» **The exercise**:
In the listing below, count the lines containing the string "rules" and state only the number.

» **Extracted material**:
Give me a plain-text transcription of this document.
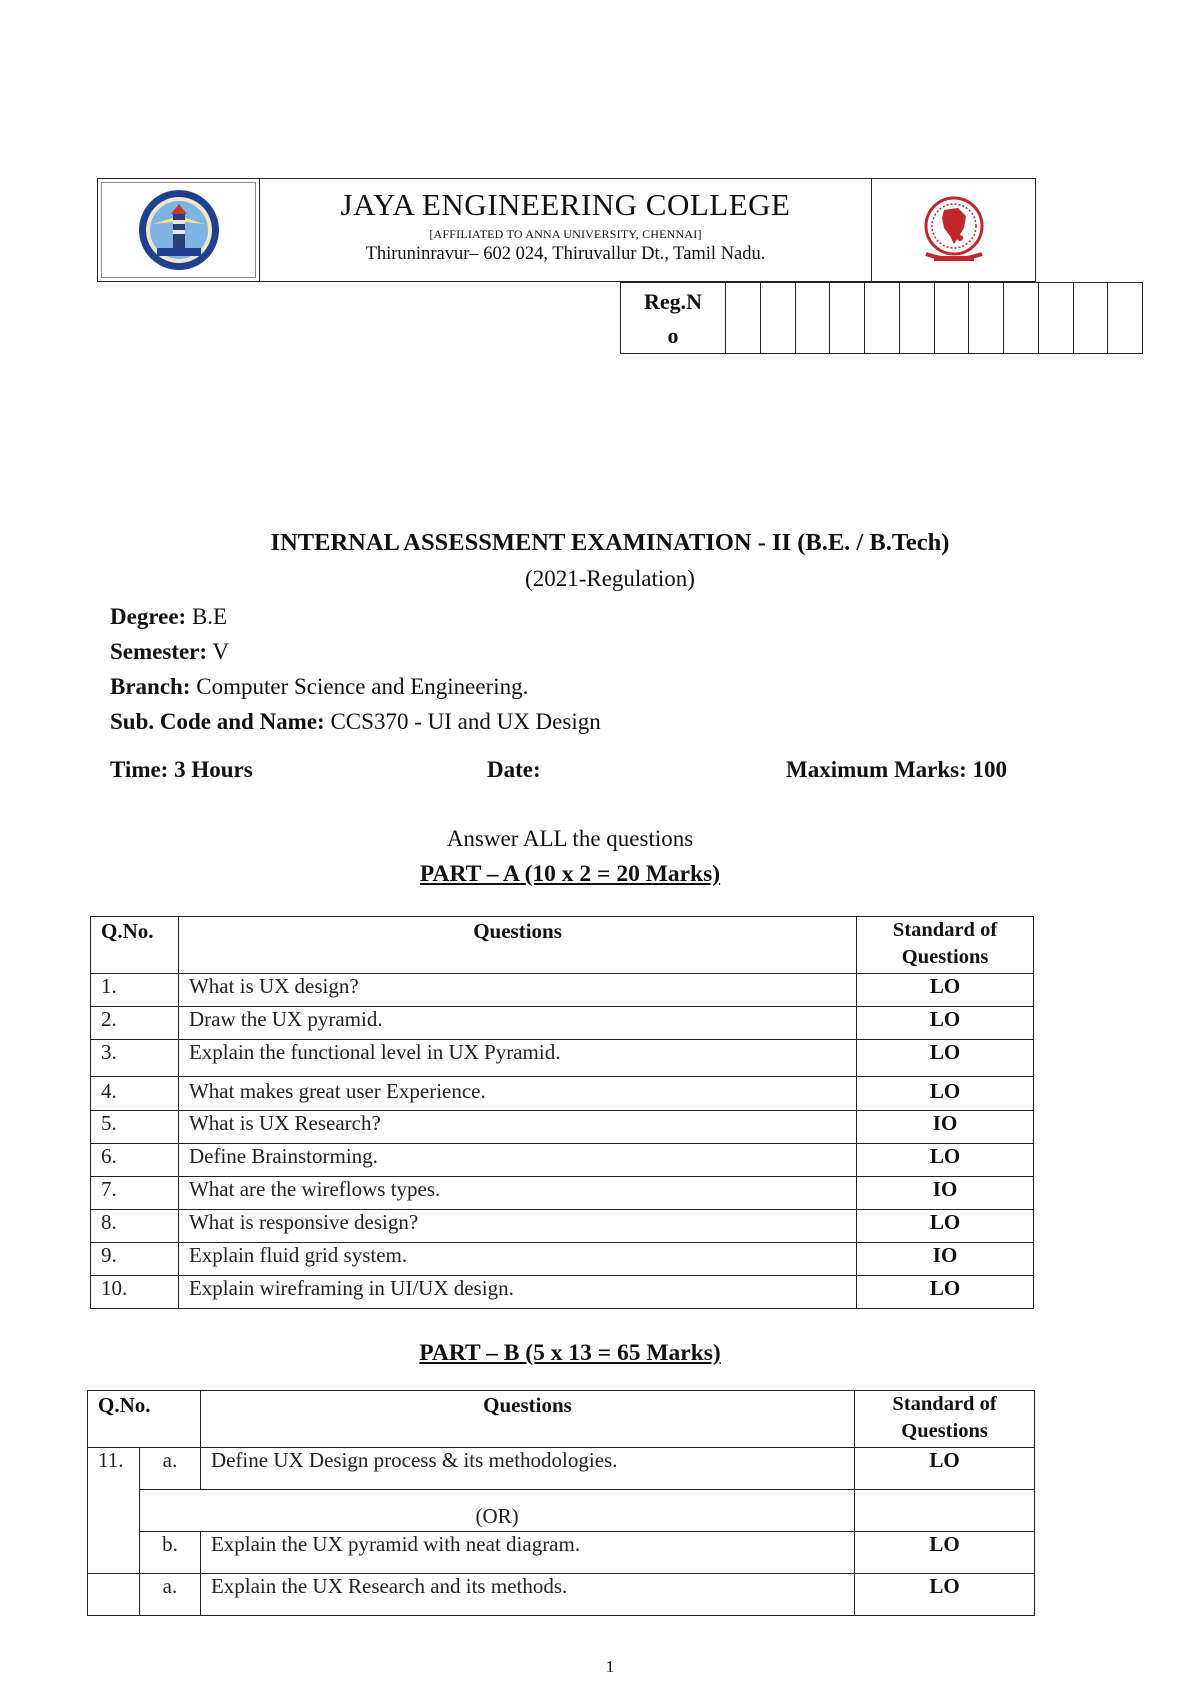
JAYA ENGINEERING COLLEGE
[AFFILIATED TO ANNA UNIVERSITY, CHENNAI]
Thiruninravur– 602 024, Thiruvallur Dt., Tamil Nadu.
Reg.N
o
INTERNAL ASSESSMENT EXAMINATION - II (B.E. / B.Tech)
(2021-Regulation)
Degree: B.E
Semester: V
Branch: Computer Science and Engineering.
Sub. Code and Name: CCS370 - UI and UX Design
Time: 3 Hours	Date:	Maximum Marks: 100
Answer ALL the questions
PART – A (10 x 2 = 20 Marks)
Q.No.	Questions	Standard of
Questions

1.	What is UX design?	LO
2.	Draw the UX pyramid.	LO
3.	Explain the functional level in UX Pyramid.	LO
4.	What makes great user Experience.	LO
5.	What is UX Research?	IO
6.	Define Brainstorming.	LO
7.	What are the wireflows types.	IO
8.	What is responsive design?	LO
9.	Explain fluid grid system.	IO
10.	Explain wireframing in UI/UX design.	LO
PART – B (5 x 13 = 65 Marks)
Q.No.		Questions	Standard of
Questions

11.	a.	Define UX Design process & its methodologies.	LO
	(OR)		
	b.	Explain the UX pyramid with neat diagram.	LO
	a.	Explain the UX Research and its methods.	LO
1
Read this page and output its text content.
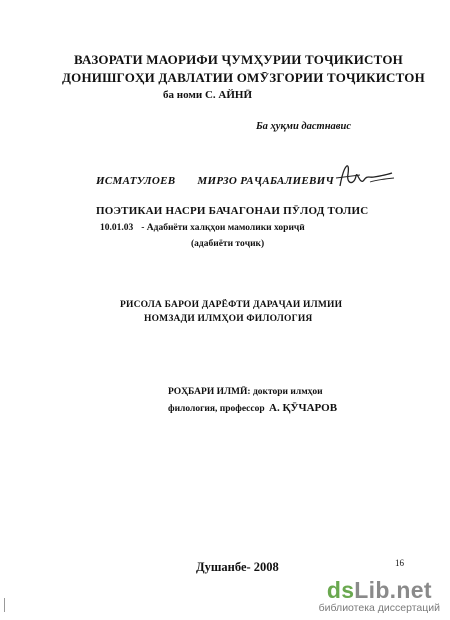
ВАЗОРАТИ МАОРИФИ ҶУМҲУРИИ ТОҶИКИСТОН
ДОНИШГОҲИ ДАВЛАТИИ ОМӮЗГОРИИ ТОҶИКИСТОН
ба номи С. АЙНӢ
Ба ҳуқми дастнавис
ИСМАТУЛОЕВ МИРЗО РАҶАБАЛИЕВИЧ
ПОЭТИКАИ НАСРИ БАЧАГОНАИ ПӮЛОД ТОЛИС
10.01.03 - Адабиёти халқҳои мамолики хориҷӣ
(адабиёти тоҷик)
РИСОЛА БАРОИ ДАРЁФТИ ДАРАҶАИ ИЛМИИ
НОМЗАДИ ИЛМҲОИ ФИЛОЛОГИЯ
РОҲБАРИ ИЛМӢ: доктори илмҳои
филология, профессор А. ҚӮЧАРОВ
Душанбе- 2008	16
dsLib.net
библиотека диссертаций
==
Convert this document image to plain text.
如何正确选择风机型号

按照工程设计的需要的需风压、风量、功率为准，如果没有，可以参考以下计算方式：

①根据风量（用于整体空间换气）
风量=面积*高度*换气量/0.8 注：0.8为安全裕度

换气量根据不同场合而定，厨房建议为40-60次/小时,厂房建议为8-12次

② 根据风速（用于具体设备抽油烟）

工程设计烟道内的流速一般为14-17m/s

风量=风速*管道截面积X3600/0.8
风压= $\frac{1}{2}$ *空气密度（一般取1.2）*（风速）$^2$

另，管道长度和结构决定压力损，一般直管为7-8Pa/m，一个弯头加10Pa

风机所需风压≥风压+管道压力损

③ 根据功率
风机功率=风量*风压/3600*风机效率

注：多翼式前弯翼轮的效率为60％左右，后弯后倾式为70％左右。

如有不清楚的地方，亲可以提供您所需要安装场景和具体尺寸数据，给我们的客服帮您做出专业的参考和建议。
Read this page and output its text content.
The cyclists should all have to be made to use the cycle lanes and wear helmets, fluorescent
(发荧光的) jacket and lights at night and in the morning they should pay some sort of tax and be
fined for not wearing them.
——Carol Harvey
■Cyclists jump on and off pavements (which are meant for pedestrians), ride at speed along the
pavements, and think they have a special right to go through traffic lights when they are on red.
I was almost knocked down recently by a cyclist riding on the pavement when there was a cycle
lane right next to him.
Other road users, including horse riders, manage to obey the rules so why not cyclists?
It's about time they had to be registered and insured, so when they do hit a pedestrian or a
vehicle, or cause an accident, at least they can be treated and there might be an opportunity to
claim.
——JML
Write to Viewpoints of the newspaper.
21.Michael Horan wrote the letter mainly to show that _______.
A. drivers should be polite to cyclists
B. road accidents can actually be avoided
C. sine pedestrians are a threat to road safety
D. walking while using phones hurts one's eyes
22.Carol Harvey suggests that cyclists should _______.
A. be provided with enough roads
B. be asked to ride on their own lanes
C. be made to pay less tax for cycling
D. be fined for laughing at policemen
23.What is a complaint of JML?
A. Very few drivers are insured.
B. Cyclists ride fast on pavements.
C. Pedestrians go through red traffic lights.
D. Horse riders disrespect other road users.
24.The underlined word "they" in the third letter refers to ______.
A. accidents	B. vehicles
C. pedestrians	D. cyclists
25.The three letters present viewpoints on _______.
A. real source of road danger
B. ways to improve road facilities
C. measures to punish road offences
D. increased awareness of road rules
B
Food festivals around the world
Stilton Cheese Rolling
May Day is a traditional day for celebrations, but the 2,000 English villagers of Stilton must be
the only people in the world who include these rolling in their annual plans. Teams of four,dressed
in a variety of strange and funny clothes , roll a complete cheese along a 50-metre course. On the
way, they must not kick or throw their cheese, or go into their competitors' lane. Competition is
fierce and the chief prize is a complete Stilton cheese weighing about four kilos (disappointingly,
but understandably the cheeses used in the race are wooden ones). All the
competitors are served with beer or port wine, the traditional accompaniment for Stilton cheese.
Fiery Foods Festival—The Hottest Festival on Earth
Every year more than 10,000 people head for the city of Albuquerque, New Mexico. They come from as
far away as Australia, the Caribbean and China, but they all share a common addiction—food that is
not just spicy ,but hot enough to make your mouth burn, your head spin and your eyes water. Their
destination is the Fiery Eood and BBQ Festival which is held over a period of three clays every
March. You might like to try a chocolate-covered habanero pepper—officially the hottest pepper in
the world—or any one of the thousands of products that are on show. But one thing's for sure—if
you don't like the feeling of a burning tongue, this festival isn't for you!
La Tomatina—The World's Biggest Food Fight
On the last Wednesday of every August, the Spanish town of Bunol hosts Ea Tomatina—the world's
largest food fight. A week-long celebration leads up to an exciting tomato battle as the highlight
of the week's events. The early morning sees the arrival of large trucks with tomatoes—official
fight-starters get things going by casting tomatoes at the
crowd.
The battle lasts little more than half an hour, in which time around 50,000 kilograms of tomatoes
---
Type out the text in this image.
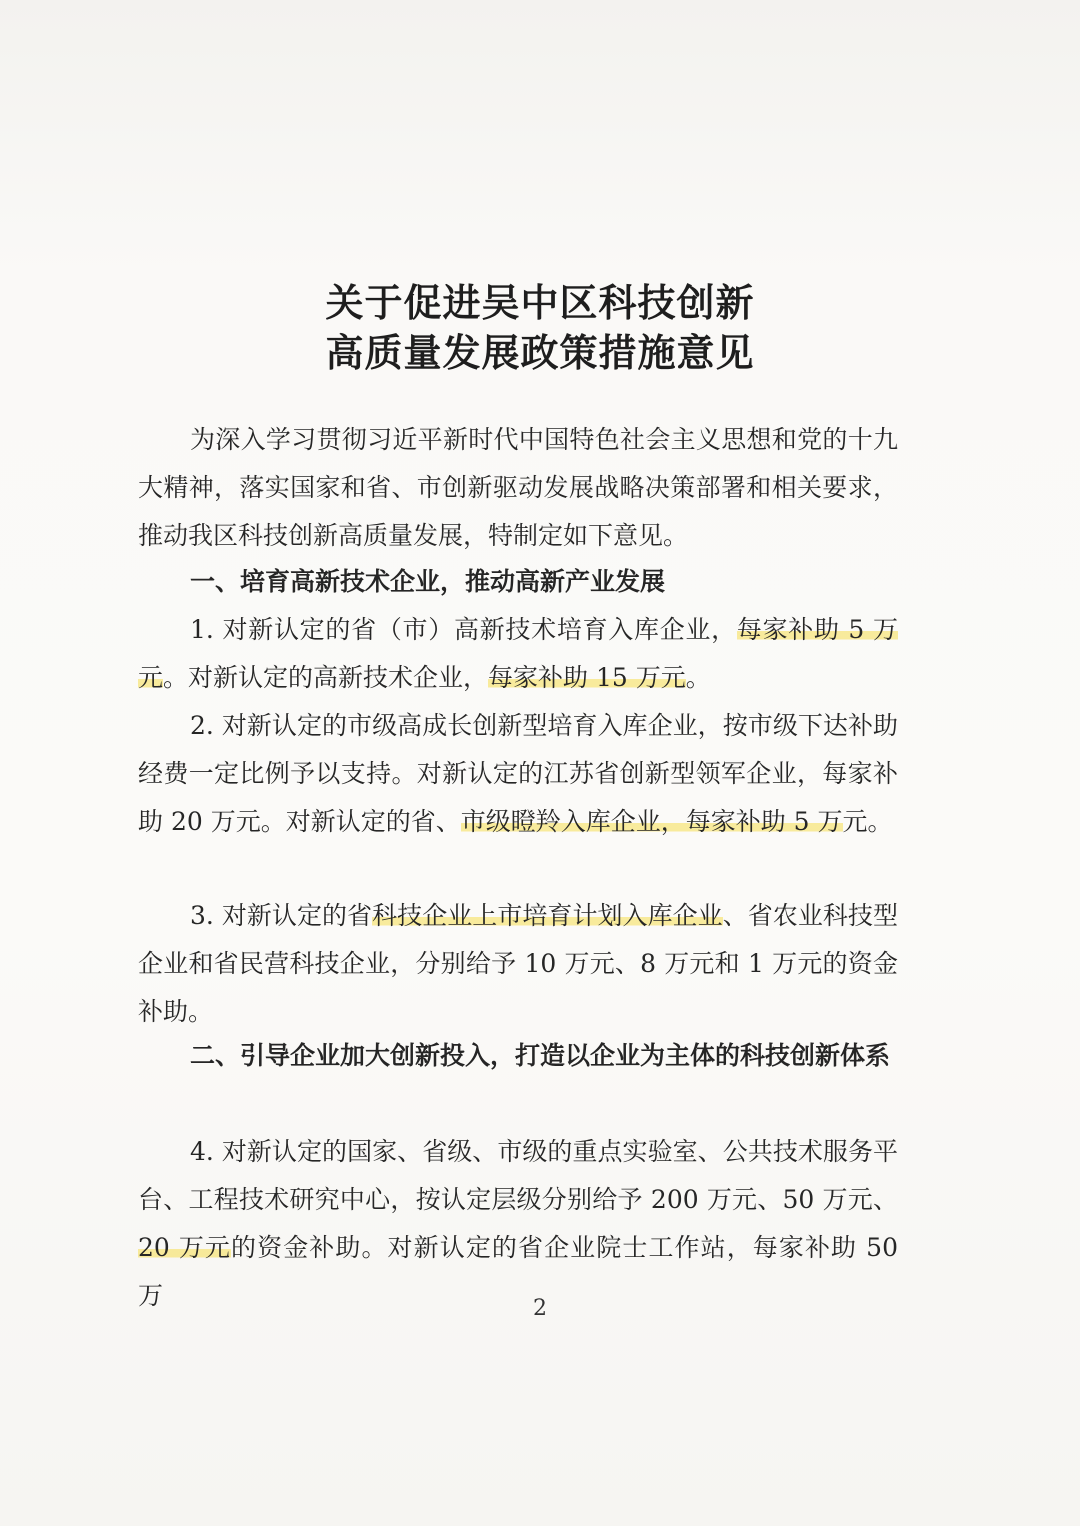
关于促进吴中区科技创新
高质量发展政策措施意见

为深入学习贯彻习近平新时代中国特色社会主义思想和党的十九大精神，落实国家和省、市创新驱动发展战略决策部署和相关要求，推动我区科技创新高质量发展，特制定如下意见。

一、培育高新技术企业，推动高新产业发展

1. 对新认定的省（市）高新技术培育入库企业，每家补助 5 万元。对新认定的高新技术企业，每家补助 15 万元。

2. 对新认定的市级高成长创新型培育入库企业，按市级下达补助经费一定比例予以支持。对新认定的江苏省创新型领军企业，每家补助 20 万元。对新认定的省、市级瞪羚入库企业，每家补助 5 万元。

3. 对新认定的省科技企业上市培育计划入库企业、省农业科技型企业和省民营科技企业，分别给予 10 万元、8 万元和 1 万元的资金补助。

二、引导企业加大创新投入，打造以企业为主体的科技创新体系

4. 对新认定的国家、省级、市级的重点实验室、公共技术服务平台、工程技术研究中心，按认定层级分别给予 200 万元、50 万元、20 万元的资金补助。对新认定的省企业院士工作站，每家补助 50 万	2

» **Response below**:
2